• Task inputs:
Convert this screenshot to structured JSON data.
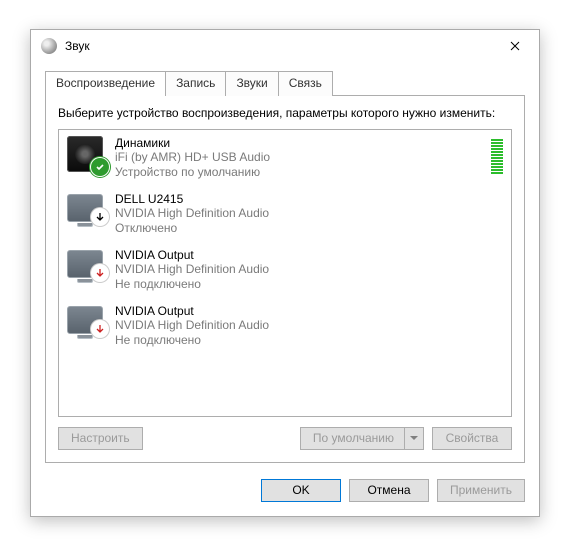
{
  "window": {
    "title": "Звук",
    "close_label": "Закрыть"
  },
  "tabs": [
    {
      "label": "Воспроизведение",
      "active": true
    },
    {
      "label": "Запись",
      "active": false
    },
    {
      "label": "Звуки",
      "active": false
    },
    {
      "label": "Связь",
      "active": false
    }
  ],
  "instruction": "Выберите устройство воспроизведения, параметры которого нужно изменить:",
  "devices": [
    {
      "name": "Динамики",
      "desc": "iFi (by AMR) HD+ USB Audio",
      "status": "Устройство по умолчанию",
      "icon": "speaker",
      "badge": "check-green",
      "meter": true
    },
    {
      "name": "DELL U2415",
      "desc": "NVIDIA High Definition Audio",
      "status": "Отключено",
      "icon": "monitor",
      "badge": "arrow-black",
      "meter": false
    },
    {
      "name": "NVIDIA Output",
      "desc": "NVIDIA High Definition Audio",
      "status": "Не подключено",
      "icon": "monitor",
      "badge": "arrow-red",
      "meter": false
    },
    {
      "name": "NVIDIA Output",
      "desc": "NVIDIA High Definition Audio",
      "status": "Не подключено",
      "icon": "monitor",
      "badge": "arrow-red",
      "meter": false
    }
  ],
  "panel_buttons": {
    "configure": "Настроить",
    "set_default": "По умолчанию",
    "properties": "Свойства"
  },
  "dialog_buttons": {
    "ok": "OK",
    "cancel": "Отмена",
    "apply": "Применить"
  },
  "colors": {
    "accent": "#0078d7",
    "meter": "#2bbd2b",
    "badge_ok": "#2e9b2e",
    "badge_err": "#cc1f1f"
  }
}
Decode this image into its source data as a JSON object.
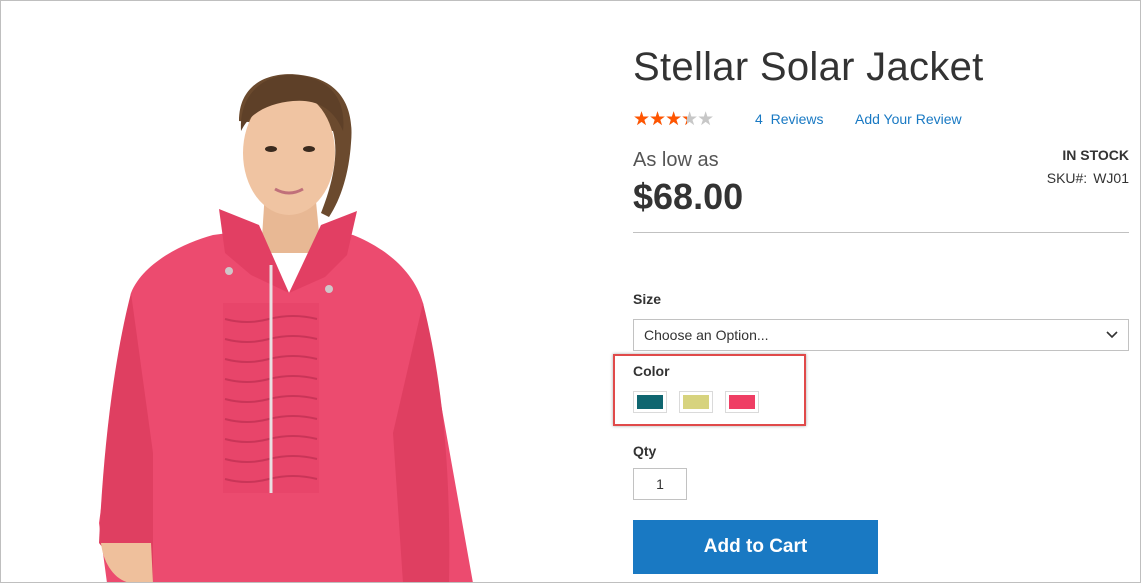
{
  "product": {
    "title": "Stellar Solar Jacket",
    "rating_fraction": 0.6,
    "reviews_count": "4",
    "reviews_label": "Reviews",
    "add_review_label": "Add Your Review",
    "price_prefix": "As low as",
    "price": "$68.00",
    "stock": "IN STOCK",
    "sku_label": "SKU#:",
    "sku_value": "WJ01"
  },
  "options": {
    "size_label": "Size",
    "size_selected": "Choose an Option...",
    "color_label": "Color",
    "colors": [
      {
        "name": "teal-swatch",
        "hex": "#0f6670"
      },
      {
        "name": "yellow-swatch",
        "hex": "#d7d37e"
      },
      {
        "name": "pink-swatch",
        "hex": "#ef3e64"
      }
    ],
    "qty_label": "Qty",
    "qty_value": "1"
  },
  "actions": {
    "add_to_cart": "Add to Cart"
  },
  "colors": {
    "accent": "#1979c3",
    "star": "#ff5501",
    "highlight": "#e04a4a",
    "product": "#ec4b6f"
  },
  "icons": {
    "select_chevron": "chevron-down-icon"
  }
}
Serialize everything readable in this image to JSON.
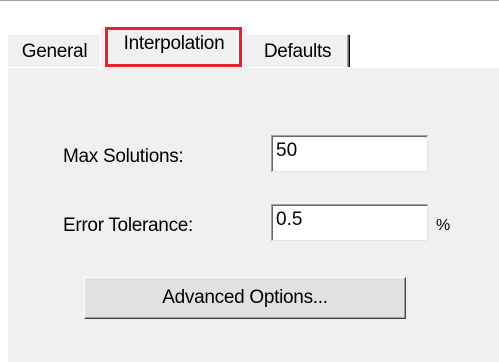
{
  "tabs": [
    {
      "label": "General",
      "selected": false
    },
    {
      "label": "Interpolation",
      "selected": true
    },
    {
      "label": "Defaults",
      "selected": false
    }
  ],
  "highlight_color": "#e8232f",
  "fields": {
    "max_solutions": {
      "label": "Max Solutions:",
      "value": "50"
    },
    "error_tolerance": {
      "label": "Error Tolerance:",
      "value": "0.5",
      "unit": "%"
    }
  },
  "advanced_button_label": "Advanced Options..."
}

• The problem: Repeat each entry precisely as it appears. Leave the pictures out.

• Finished exercise:
Convert this screenshot to structured JSON data.
{
  "window": {
    "title": "Звук",
    "close_label": "Закрыть"
  },
  "tabs": [
    {
      "label": "Воспроизведение",
      "active": true
    },
    {
      "label": "Запись",
      "active": false
    },
    {
      "label": "Звуки",
      "active": false
    },
    {
      "label": "Связь",
      "active": false
    }
  ],
  "instruction": "Выберите устройство воспроизведения, параметры которого нужно изменить:",
  "devices": [
    {
      "name": "Динамики",
      "desc": "iFi (by AMR) HD+ USB Audio",
      "status": "Устройство по умолчанию",
      "icon": "speaker",
      "badge": "check-green",
      "meter": true
    },
    {
      "name": "DELL U2415",
      "desc": "NVIDIA High Definition Audio",
      "status": "Отключено",
      "icon": "monitor",
      "badge": "arrow-black",
      "meter": false
    },
    {
      "name": "NVIDIA Output",
      "desc": "NVIDIA High Definition Audio",
      "status": "Не подключено",
      "icon": "monitor",
      "badge": "arrow-red",
      "meter": false
    },
    {
      "name": "NVIDIA Output",
      "desc": "NVIDIA High Definition Audio",
      "status": "Не подключено",
      "icon": "monitor",
      "badge": "arrow-red",
      "meter": false
    }
  ],
  "panel_buttons": {
    "configure": "Настроить",
    "set_default": "По умолчанию",
    "properties": "Свойства"
  },
  "dialog_buttons": {
    "ok": "OK",
    "cancel": "Отмена",
    "apply": "Применить"
  },
  "colors": {
    "accent": "#0078d7",
    "meter": "#2bbd2b",
    "badge_ok": "#2e9b2e",
    "badge_err": "#cc1f1f"
  }
}
Decode this image into its source data as a JSON object.
{
  "product": {
    "title": "Stellar Solar Jacket",
    "rating_fraction": 0.6,
    "reviews_count": "4",
    "reviews_label": "Reviews",
    "add_review_label": "Add Your Review",
    "price_prefix": "As low as",
    "price": "$68.00",
    "stock": "IN STOCK",
    "sku_label": "SKU#:",
    "sku_value": "WJ01"
  },
  "options": {
    "size_label": "Size",
    "size_selected": "Choose an Option...",
    "color_label": "Color",
    "colors": [
      {
        "name": "teal-swatch",
        "hex": "#0f6670"
      },
      {
        "name": "yellow-swatch",
        "hex": "#d7d37e"
      },
      {
        "name": "pink-swatch",
        "hex": "#ef3e64"
      }
    ],
    "qty_label": "Qty",
    "qty_value": "1"
  },
  "actions": {
    "add_to_cart": "Add to Cart"
  },
  "colors": {
    "accent": "#1979c3",
    "star": "#ff5501",
    "highlight": "#e04a4a",
    "product": "#ec4b6f"
  },
  "icons": {
    "select_chevron": "chevron-down-icon"
  }
}
Serialize everything readable in this image to JSON.
{
  "tabs": [
    {
      "label": "General",
      "selected": false
    },
    {
      "label": "Interpolation",
      "selected": true
    },
    {
      "label": "Defaults",
      "selected": false
    }
  ],
  "highlight_color": "#e8232f",
  "fields": {
    "max_solutions": {
      "label": "Max Solutions:",
      "value": "50"
    },
    "error_tolerance": {
      "label": "Error Tolerance:",
      "value": "0.5",
      "unit": "%"
    }
  },
  "advanced_button_label": "Advanced Options..."
}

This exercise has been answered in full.